§ **REQUEST**
Can you pull out, word for word, the part of the Christmas '64 album page that begins with the words "Christmas '64 is" and ends with "Cookin' in 1966."?

§ **PAGE EXCERPT**

◆ ◆ ◆ ◆

Studio album by Jimmy Smith
- Released: 1964
- Recorded: April 20 & September 29, 1964
- Studio: Van Gelder Studio, Englewwod Cliffs, NJ
- Genre: Jazz, Christmas
- Length: 48:51
- Label: Verve
- Producer: Creed Taylor

Jimmy Smith chronology
| Who's Afraid of Virginia Woolf? (1964) | Christmas '64 (1964) | Monster (1965) |

Alternative cover / title
- 1966 LP re-issue as Christmas Cookin'

= Christmas '64 =

Christmas '64 is a 1964 studio album by the American jazz organist Jimmy Smith. Smith's only album of Christmas music, it was reissued as Christmas Cookin' in 1966.

==Reception==

A review on AllMusic said that "Compared to most Christmas albums, this is plenty groovy, with lots of Smith's trademark dexterity and bop runs on offer." An AllMusic review of the reissued Christmas Cookin, by Scott Yanow said that "...even if nothing all that unusual occurs, the performances can serve as high-quality background music during the Christmas season".

◆ ◆ ◆ ◆

§ **MATERIAL**

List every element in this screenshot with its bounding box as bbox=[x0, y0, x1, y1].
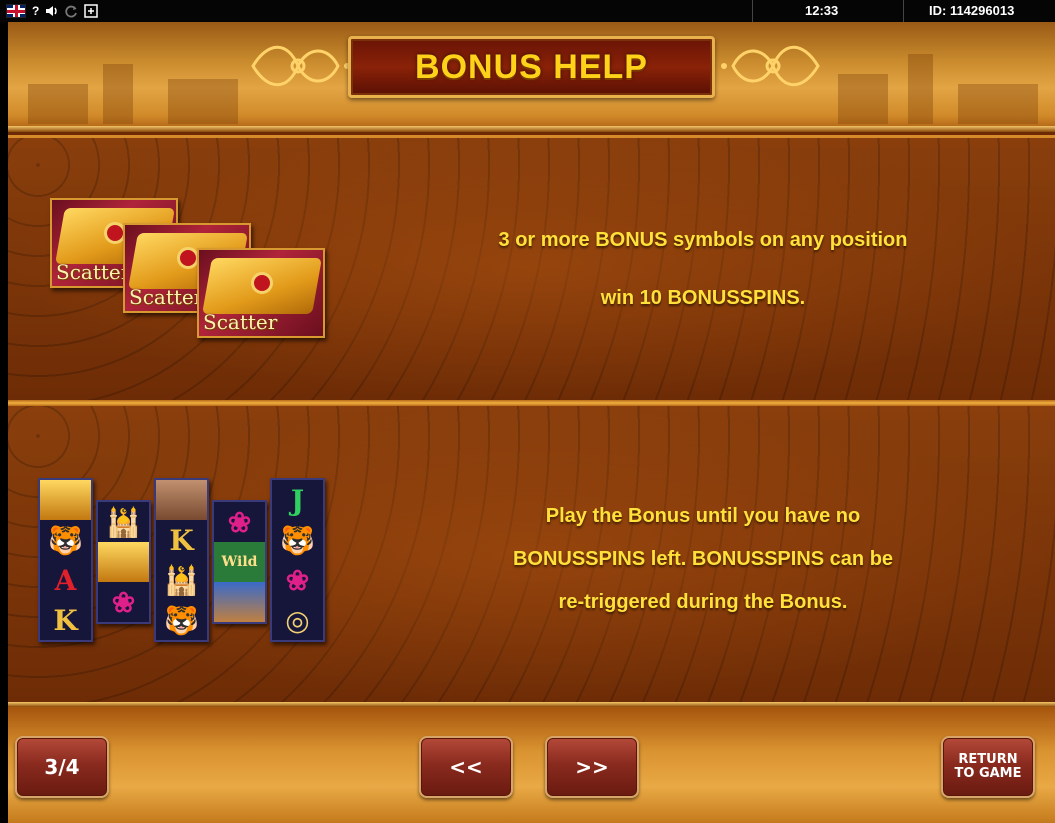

◆ ◆ ◆ ◆

§ **ANSWER TO THIS EXERCISE**
Christmas '64 is a 1964 studio album by the American jazz organist Jimmy Smith. Smith's only album of Christmas music, it was reissued as Christmas Cookin' in 1966.